**SET EXERCISE:** Check every line in the records below for the word "verde" and report how many have it, nothing more.

**GIVEN INFORMATION:**
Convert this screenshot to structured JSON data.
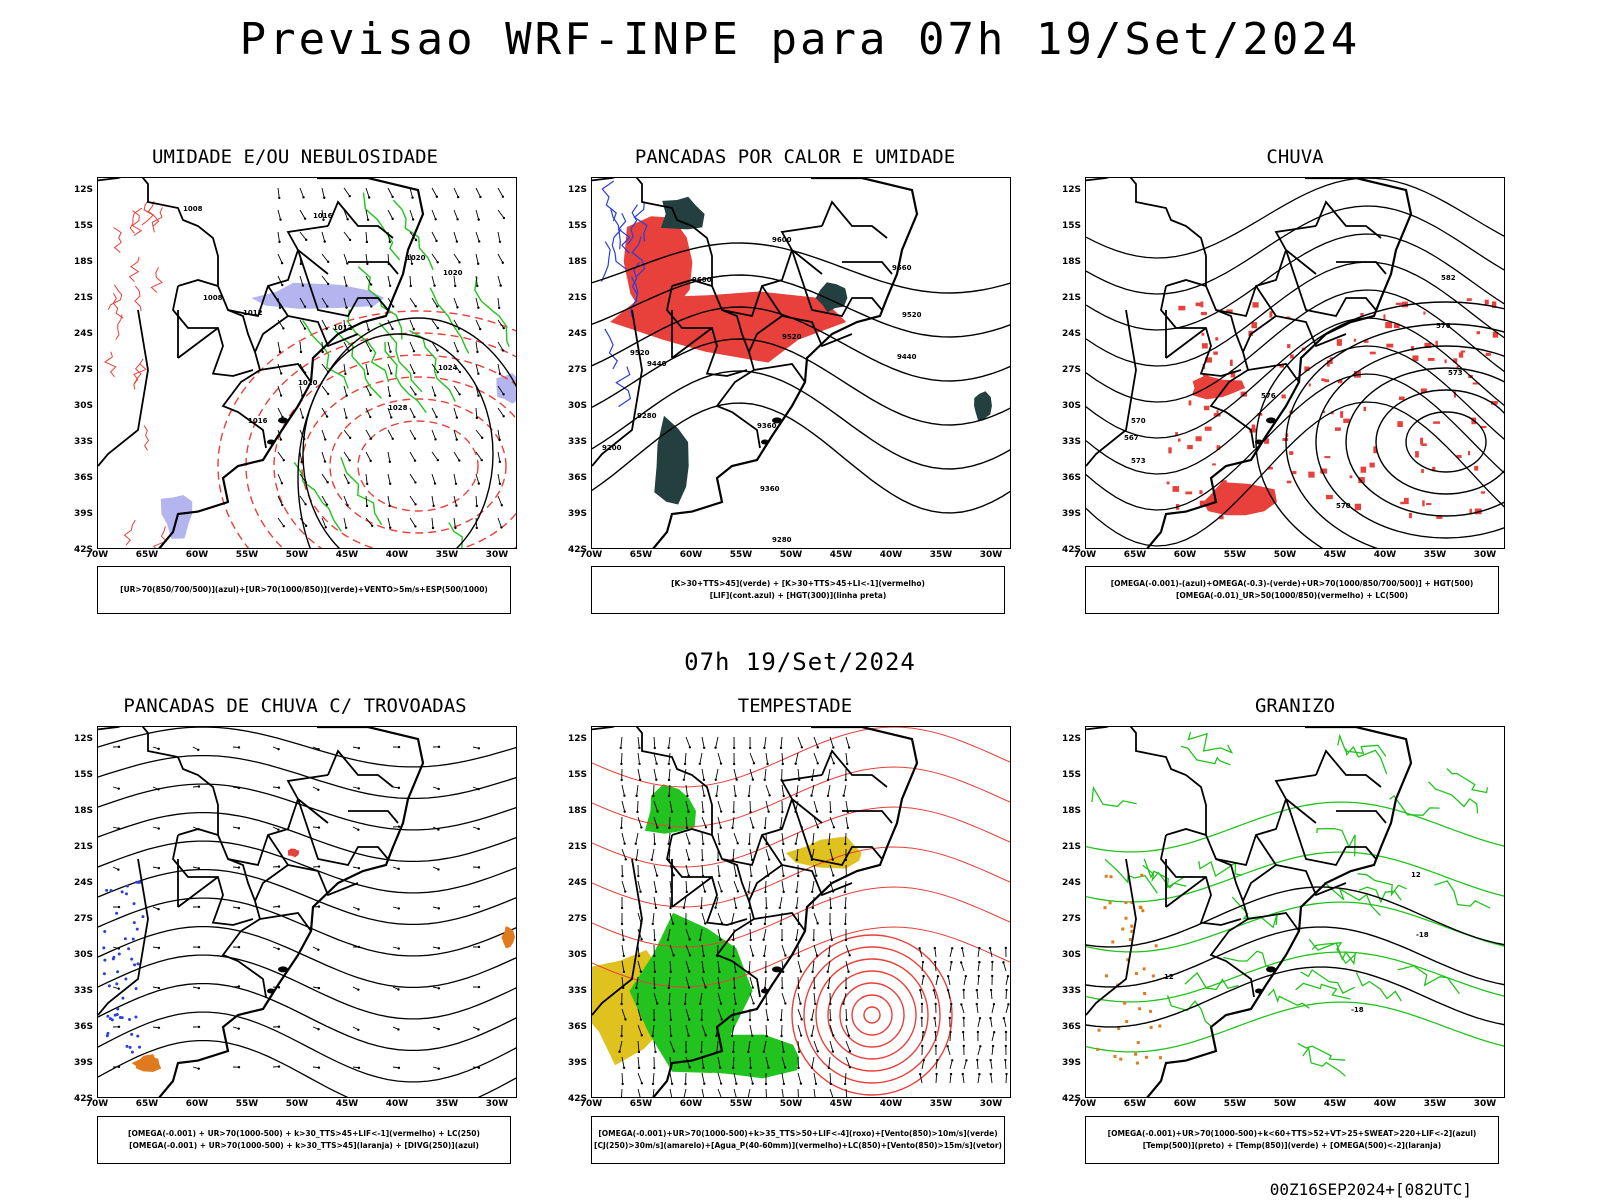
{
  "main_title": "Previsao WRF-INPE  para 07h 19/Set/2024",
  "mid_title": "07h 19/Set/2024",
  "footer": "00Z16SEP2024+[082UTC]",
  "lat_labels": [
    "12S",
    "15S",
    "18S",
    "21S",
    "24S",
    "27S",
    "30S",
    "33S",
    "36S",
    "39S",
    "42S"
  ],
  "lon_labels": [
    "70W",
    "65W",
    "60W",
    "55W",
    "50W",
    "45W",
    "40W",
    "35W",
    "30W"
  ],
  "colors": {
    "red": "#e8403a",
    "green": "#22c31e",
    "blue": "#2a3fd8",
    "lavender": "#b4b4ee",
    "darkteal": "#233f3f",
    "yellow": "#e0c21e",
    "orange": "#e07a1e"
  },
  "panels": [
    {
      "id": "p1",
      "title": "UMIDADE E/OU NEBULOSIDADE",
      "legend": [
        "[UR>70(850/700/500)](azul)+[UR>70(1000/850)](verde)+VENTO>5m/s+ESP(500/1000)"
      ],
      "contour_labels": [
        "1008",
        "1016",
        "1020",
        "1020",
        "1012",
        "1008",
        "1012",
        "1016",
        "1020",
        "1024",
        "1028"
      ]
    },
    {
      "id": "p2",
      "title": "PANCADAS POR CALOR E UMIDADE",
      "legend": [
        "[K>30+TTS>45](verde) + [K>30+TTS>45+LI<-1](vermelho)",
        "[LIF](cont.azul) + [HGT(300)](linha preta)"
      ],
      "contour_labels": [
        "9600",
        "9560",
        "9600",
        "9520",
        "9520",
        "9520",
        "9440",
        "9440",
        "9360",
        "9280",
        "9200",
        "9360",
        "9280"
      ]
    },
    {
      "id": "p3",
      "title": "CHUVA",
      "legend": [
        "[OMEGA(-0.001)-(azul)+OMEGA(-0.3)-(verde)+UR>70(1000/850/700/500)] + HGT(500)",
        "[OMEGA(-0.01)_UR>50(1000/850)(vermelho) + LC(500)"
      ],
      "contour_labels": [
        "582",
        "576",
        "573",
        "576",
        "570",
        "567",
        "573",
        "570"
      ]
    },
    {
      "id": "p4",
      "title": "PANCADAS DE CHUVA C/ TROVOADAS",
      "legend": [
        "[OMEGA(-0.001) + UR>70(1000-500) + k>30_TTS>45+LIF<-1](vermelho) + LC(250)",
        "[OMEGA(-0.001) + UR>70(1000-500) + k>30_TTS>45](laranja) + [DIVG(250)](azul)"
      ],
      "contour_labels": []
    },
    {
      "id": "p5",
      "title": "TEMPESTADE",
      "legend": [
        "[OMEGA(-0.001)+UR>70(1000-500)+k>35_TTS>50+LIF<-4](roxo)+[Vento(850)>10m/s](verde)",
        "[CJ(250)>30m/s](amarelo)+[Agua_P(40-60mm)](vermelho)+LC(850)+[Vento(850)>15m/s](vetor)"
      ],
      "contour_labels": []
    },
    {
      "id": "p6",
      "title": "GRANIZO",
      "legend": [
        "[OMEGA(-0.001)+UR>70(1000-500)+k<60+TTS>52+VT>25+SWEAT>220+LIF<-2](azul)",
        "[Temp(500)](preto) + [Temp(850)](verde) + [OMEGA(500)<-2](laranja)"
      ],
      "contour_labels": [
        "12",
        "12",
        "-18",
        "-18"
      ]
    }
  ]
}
--
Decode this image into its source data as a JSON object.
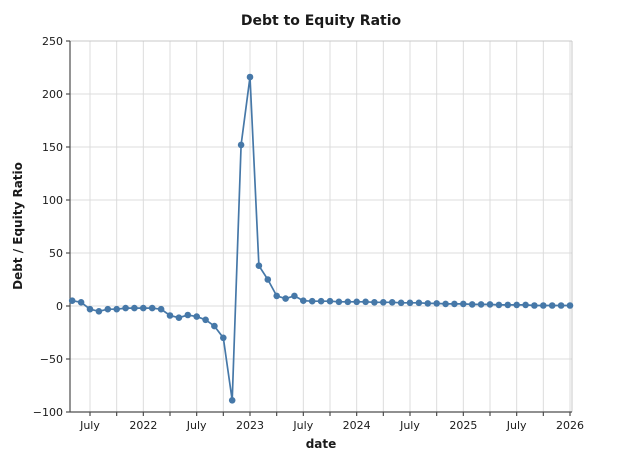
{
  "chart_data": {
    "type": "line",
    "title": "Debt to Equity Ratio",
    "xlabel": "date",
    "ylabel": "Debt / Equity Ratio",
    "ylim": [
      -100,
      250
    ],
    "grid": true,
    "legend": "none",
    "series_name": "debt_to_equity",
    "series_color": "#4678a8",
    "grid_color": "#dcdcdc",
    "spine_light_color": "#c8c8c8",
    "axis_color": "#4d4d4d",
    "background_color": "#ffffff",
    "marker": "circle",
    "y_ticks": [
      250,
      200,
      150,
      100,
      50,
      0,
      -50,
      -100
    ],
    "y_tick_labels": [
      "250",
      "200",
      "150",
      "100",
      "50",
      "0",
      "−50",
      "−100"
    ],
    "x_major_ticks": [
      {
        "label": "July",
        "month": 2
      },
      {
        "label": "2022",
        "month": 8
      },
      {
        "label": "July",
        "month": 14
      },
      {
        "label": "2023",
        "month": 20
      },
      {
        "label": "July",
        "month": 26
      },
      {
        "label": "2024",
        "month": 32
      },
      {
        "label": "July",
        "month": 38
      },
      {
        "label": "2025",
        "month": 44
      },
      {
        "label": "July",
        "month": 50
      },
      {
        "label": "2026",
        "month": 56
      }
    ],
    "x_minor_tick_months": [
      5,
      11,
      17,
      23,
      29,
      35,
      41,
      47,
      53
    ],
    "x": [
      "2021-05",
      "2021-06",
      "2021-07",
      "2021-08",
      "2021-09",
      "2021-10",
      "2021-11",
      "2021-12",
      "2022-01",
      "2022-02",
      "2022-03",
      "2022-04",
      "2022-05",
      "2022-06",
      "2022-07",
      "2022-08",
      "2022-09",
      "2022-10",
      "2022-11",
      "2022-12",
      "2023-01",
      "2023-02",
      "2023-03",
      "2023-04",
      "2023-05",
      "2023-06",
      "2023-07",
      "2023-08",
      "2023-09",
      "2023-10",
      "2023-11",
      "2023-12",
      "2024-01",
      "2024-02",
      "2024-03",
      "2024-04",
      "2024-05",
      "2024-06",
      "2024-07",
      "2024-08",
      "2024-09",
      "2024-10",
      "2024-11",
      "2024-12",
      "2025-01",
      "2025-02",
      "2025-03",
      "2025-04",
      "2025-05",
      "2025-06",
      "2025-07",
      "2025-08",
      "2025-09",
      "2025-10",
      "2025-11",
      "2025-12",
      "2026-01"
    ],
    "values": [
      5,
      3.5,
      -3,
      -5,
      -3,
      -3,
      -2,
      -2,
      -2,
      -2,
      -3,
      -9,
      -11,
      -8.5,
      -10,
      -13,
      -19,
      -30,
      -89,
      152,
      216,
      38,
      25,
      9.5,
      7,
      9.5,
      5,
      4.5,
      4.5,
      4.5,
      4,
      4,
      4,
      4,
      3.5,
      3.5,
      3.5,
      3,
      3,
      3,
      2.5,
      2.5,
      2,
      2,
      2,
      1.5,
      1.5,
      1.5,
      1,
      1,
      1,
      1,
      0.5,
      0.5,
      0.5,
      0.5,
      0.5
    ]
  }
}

**COMPLETE OUTPUT:** 5